Stored data entries:

_ _ _ _ _ _ _

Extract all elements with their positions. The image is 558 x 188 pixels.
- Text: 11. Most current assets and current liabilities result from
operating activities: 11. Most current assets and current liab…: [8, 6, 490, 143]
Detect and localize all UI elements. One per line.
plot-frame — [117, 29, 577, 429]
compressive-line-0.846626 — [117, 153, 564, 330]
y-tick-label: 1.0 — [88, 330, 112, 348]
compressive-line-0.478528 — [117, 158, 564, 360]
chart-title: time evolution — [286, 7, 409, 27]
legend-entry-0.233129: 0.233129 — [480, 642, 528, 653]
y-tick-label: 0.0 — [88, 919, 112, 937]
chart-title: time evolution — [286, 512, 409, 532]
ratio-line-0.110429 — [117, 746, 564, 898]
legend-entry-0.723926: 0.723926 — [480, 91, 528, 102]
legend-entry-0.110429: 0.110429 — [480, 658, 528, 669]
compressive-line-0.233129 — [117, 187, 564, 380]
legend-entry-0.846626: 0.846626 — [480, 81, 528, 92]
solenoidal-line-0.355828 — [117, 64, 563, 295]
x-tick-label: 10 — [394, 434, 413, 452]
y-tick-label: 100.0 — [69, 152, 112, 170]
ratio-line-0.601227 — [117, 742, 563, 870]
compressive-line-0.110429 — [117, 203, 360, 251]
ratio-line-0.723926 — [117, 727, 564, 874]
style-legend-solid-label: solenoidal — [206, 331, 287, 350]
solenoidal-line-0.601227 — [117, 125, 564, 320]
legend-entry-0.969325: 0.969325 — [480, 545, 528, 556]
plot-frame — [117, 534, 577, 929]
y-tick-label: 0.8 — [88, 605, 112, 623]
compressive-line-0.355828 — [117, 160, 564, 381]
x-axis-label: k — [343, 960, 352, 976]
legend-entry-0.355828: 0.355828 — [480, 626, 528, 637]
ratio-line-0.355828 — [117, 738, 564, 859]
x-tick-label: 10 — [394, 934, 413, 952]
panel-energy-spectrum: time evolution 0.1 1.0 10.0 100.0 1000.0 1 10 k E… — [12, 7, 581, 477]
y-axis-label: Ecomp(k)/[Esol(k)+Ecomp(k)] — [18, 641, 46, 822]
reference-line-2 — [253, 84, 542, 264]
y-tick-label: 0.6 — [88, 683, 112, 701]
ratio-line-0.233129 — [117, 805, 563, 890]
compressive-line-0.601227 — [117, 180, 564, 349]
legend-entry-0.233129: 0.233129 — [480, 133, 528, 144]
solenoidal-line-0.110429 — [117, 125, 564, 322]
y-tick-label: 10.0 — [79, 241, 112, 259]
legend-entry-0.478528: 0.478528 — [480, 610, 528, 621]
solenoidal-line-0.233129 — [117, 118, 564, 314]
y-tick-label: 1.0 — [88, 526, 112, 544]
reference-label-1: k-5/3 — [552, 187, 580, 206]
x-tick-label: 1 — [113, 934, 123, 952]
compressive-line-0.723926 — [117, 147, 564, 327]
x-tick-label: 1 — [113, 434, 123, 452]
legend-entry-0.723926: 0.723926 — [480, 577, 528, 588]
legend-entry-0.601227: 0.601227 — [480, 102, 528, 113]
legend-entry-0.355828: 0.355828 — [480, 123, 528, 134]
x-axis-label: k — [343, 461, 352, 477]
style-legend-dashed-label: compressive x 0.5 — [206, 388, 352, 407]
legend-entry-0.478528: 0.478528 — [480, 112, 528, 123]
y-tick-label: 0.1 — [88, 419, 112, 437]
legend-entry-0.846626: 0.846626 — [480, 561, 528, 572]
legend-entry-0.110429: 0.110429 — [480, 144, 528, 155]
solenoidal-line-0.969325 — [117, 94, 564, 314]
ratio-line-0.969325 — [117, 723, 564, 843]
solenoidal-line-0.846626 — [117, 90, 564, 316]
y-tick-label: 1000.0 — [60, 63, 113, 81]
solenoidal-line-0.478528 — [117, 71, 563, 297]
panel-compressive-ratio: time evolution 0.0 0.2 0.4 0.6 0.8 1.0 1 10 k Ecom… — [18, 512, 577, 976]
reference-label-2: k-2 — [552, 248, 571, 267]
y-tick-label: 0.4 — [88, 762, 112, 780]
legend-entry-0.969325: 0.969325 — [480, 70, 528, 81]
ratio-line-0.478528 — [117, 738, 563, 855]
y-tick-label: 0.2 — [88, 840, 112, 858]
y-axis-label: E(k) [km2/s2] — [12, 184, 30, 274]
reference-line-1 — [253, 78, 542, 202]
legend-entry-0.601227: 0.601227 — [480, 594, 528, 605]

_ _ _ _ _ _ _

Exercise aim
Please quote the entries word for word, from the first line through the line with "y-tick-label: 1.0 — [88, 330, 112, 348]", including both.

Exercise output
Extract all elements with their positions. The image is 558 x 188 pixels.
- Text: 11. Most current assets and current liabilities result from
operating activities: 11. Most current assets and current liab…: [8, 6, 490, 143]
Detect and localize all UI elements. One per line.
plot-frame — [117, 29, 577, 429]
compressive-line-0.846626 — [117, 153, 564, 330]
y-tick-label: 1.0 — [88, 330, 112, 348]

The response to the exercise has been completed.